> [Work to do]:
Copy every line from the records below that holds the word "page".

> [Data section]:

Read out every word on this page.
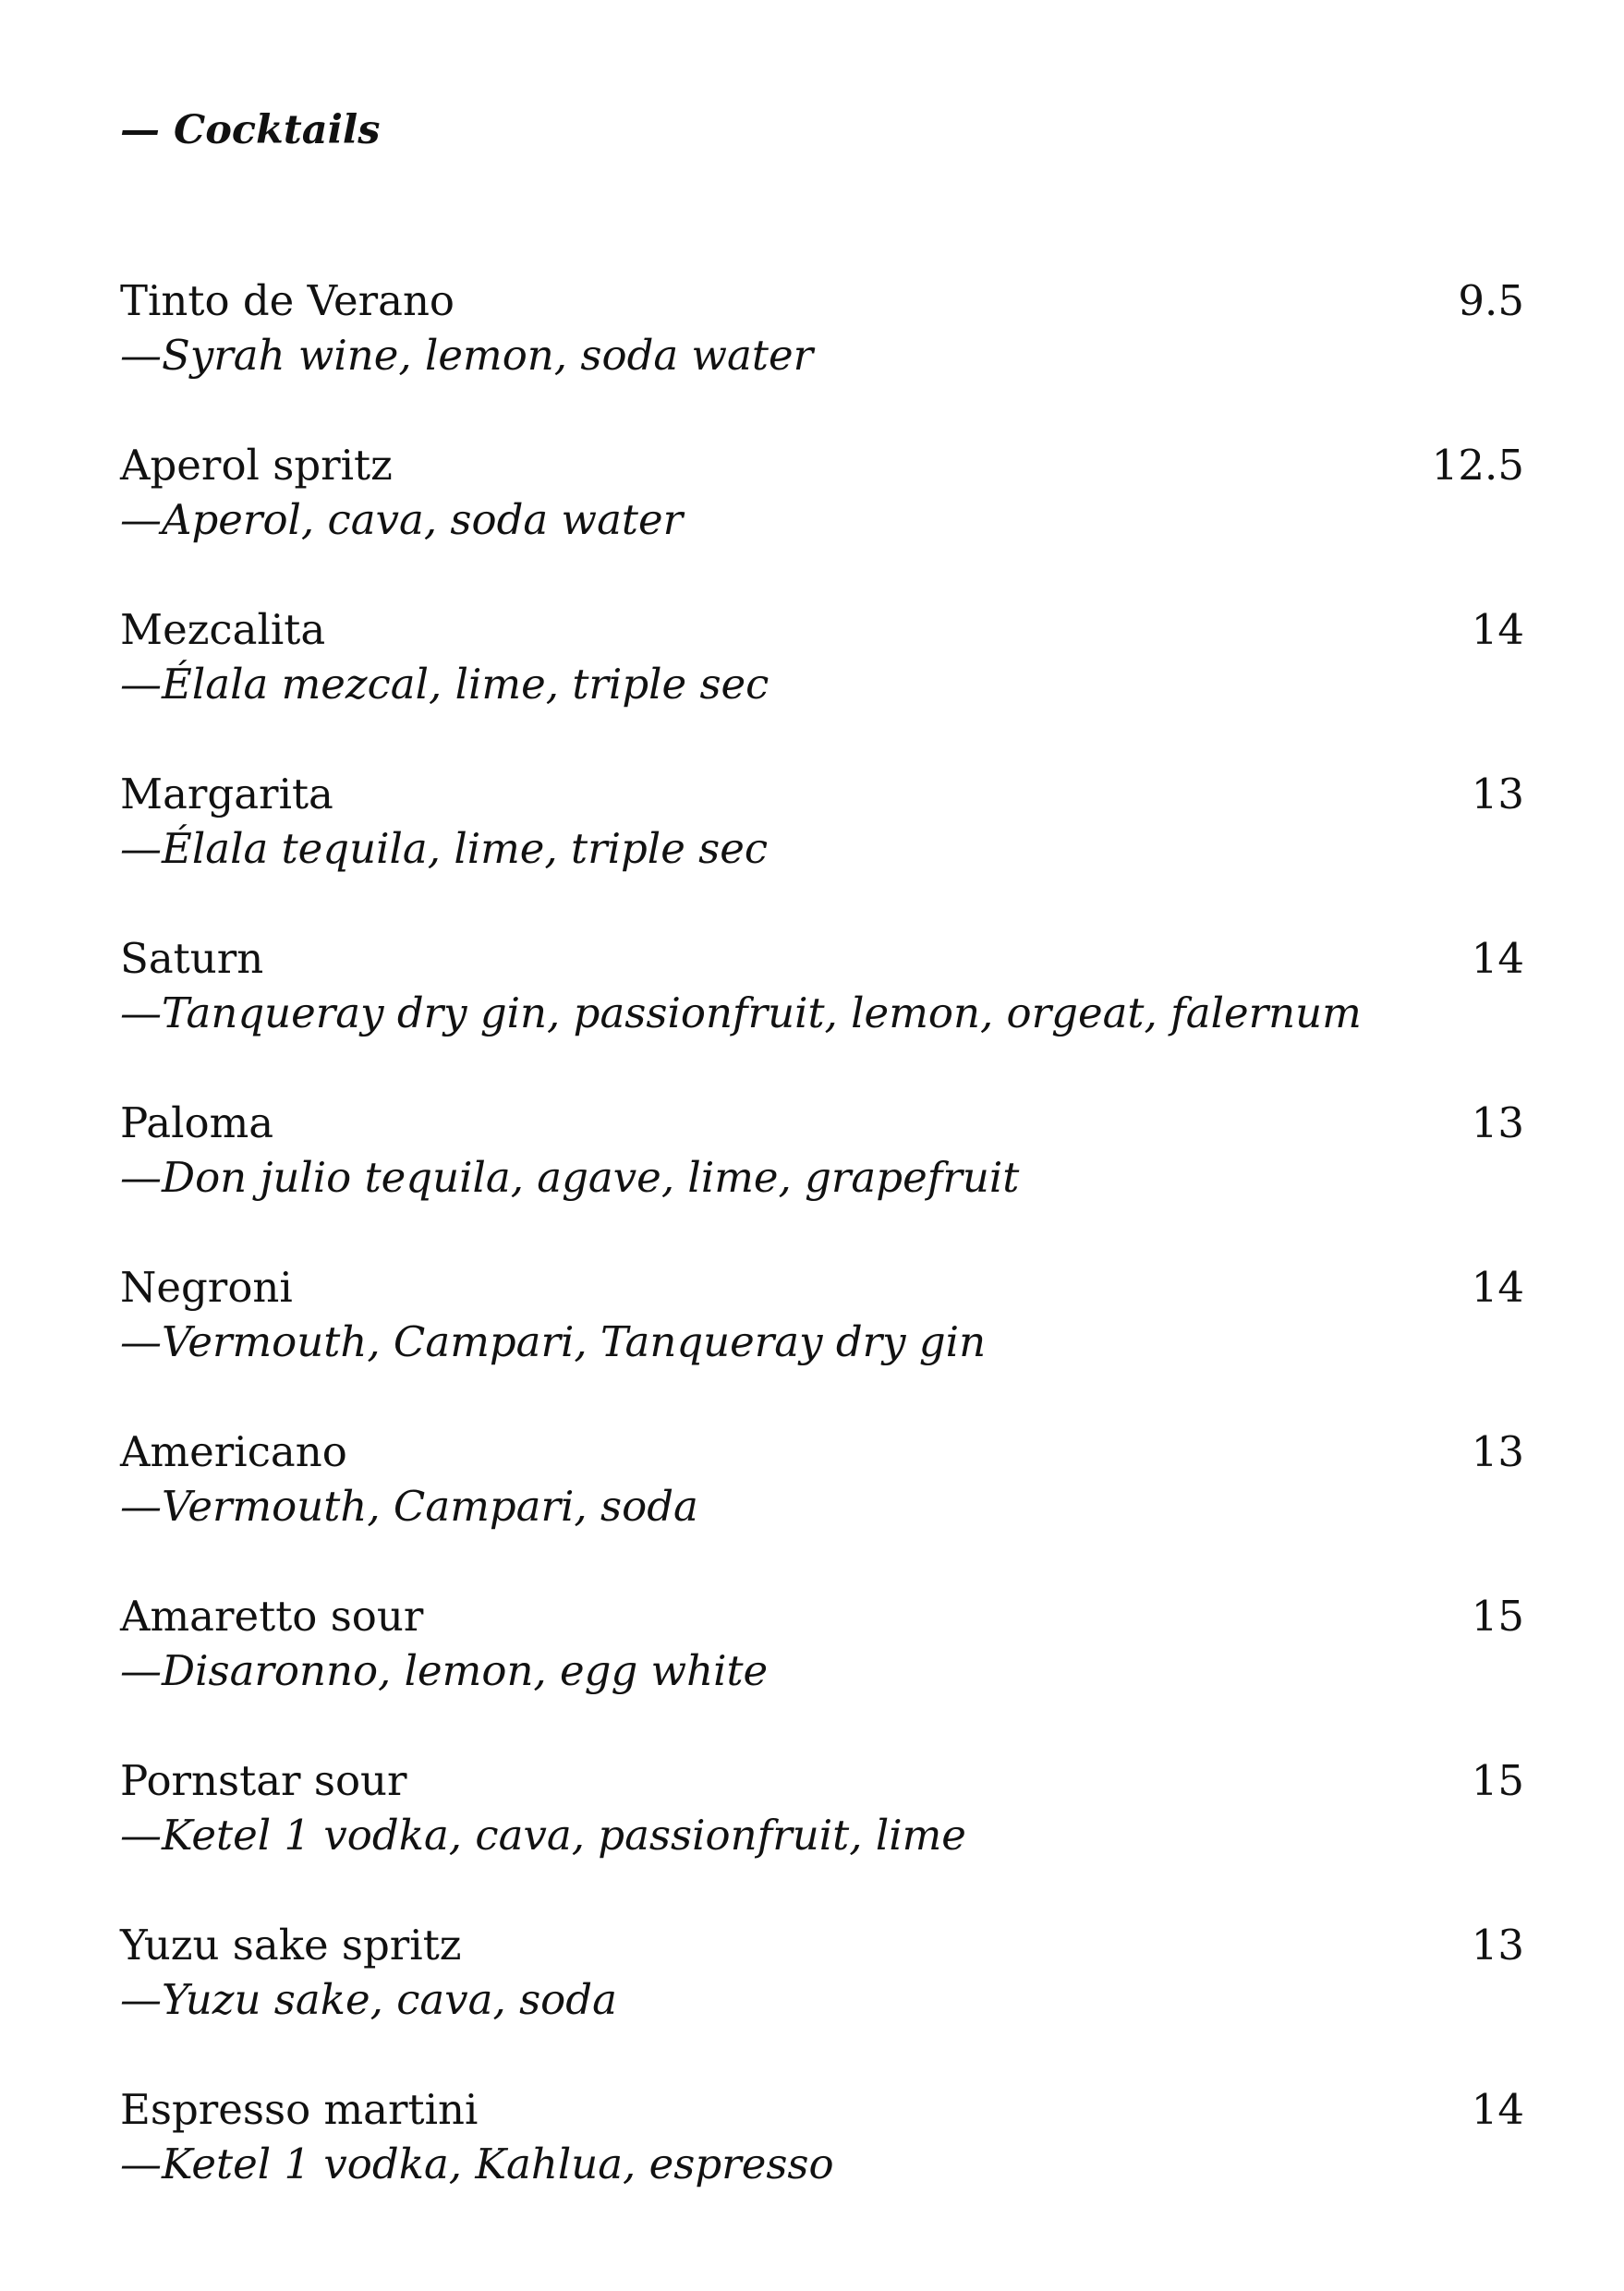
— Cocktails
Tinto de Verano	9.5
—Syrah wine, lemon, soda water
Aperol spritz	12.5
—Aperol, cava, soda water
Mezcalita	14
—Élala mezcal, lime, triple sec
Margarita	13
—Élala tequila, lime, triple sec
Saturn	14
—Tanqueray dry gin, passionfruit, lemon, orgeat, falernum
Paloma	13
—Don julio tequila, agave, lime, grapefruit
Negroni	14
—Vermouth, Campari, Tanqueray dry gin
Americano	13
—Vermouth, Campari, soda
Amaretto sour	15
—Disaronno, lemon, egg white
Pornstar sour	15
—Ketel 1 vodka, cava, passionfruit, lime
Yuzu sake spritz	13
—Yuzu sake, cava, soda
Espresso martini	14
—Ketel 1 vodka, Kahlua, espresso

==

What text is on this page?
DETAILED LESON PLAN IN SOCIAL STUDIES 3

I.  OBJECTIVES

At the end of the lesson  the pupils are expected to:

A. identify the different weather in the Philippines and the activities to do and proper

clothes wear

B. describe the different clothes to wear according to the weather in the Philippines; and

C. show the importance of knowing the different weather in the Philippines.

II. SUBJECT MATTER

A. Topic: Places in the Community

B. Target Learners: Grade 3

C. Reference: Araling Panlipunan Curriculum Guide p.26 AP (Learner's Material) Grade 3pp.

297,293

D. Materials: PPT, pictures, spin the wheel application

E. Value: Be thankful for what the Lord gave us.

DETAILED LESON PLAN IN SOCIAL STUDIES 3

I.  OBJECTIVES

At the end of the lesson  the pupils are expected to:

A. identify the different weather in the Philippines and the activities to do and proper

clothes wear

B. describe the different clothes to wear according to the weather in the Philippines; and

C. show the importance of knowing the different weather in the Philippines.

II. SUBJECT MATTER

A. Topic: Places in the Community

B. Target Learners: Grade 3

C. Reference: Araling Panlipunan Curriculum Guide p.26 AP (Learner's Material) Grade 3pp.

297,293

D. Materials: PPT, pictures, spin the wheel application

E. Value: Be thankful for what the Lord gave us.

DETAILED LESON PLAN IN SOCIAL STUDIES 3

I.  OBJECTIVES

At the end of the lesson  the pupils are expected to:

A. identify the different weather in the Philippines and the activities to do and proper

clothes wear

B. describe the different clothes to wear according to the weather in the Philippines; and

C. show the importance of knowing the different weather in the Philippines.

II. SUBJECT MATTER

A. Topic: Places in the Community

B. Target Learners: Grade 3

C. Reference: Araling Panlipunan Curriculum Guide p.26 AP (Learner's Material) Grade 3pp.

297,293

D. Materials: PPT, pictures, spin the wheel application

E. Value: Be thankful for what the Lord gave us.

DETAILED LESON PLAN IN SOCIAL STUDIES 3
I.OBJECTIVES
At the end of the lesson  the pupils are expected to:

> [The answer]:
Read out every word on this page.
What text is on this page?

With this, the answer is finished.